> [Document extract]
_____

- Country: China
- Location: Muli Tibetan Autonomous County, Sichuan Province
- Coordinates: 28°5′23.69″N 100°56′2.70″E﻿ / ﻿28.0899139°N 100.9340833°E
- Purpose: Power
- Status: Operational
- Construction began: 2009
- Opening date: 2015

Dam and spillways
- Type of dam: Arch, roller-compacted concrete
- Impounds: Muli River
- Height: 132 m (433 ft)
- Width (crest): 7 m (23 ft)
- Width (base): 26 m (85 ft)

Reservoir
- Total capacity: 186,900,000 m^{3} (151,500 acre⋅ft)
- Catchment area: 8,603 km^{2} (3,322 mi^{2})
- Surface area: 4.97 km^{2} (1.92 mi^{2})

Lizhou Hydropower Plant
- Coordinates: 27°58′46.35″N 101°0′11.09″E﻿ / ﻿27.9795417°N 101.0030806°E
- Commission date: 2016
- Type: Conventional, diversion
- Hydraulic head: 177 m (581 ft)

_____

> [Description of the task]
Resume the Muli River dam fact list after its final line. The material that comes next has no connection to the Muli River dam fact list.

> [Entries supplied]

_____

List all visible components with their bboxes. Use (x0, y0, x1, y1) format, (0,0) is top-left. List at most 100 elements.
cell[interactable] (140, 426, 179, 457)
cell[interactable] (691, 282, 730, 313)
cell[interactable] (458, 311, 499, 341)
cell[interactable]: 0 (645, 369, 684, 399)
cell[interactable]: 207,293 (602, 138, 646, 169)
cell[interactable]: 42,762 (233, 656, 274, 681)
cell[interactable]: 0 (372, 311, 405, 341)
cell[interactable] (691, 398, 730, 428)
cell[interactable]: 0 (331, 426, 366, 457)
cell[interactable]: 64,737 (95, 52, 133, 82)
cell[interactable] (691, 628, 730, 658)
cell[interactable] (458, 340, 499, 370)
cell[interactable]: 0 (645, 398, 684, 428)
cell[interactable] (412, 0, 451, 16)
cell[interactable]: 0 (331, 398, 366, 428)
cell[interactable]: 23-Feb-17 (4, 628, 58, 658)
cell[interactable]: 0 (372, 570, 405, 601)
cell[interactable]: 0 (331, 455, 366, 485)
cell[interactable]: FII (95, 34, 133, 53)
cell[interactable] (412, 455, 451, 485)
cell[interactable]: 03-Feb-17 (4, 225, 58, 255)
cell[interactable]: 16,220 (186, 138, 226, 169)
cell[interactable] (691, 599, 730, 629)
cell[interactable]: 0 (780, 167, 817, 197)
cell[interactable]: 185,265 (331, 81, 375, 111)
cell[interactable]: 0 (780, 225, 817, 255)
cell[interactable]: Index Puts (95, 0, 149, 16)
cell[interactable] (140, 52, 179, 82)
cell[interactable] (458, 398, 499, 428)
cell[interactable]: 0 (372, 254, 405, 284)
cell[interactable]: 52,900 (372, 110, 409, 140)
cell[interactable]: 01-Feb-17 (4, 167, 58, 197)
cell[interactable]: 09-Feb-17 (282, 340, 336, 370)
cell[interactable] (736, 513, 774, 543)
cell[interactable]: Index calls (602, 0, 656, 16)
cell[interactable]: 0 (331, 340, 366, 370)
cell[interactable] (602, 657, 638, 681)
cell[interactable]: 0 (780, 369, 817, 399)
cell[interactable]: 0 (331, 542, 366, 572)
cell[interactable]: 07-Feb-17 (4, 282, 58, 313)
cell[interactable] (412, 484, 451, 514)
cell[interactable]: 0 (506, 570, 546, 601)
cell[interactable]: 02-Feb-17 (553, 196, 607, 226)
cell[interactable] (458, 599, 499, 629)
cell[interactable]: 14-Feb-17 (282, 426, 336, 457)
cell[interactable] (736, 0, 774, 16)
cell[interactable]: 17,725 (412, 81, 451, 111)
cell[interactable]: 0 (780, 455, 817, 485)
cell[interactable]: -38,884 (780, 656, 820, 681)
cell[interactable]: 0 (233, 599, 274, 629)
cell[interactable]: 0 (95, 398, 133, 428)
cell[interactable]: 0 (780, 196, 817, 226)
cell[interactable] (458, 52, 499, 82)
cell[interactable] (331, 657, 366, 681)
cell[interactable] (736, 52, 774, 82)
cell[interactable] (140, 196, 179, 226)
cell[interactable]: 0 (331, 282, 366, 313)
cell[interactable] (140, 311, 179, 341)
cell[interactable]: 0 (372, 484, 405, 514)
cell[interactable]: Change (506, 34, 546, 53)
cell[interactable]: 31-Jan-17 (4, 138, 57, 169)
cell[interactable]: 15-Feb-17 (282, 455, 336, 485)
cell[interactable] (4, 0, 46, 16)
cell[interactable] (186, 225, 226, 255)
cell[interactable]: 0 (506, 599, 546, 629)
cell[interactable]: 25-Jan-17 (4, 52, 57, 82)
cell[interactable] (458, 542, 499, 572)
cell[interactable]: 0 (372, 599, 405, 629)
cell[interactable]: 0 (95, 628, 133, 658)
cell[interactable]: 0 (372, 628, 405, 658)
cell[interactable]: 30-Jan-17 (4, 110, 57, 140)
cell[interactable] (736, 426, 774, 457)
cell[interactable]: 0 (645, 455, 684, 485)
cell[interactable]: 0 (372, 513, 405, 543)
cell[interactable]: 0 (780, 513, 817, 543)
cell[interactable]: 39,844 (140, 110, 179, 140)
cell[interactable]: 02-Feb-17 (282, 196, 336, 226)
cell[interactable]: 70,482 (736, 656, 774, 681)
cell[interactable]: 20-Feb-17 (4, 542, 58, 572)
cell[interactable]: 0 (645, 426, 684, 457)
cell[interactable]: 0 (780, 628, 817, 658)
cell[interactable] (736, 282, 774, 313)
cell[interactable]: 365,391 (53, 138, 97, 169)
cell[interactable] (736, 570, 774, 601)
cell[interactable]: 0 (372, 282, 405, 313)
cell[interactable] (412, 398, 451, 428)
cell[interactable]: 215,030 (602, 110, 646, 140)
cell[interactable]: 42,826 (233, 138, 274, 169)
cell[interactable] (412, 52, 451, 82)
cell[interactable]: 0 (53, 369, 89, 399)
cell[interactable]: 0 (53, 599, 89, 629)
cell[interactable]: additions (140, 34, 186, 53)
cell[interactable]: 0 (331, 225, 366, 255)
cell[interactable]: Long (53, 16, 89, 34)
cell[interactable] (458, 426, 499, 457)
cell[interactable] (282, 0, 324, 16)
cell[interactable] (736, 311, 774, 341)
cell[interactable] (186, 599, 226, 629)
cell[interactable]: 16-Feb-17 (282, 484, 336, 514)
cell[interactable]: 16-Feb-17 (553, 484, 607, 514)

_____

> [Output for this exercise]
- Turbines: 3 x 115 MW, 2 x 5 MW Francis-type
- Installed capacity: 355 MW

= Lizhou Dam =

The Lizhou Dam is a run-of-the-river hydroelectric arch dam on the Muli River in Muli Tibetan Autonomous County, Sichuan Province, China.

The primary purpose of the dam is hydroelectric power generation, with its 355 MW power station located 14.5 km to the southeast of the dam. The difference in elevation between the reservoir and power station affords a hydraulic head (water drop) of 177 m.

Preliminary construction on the project began in 2009 and the superstructures were approved in 2011. Pouring of roller-compacted concrete for the dam began in 2012. The dam began to impound its reservoir in December 2015. Lizhou Dam started producing its power in 2016, when the whole facility was commissioned.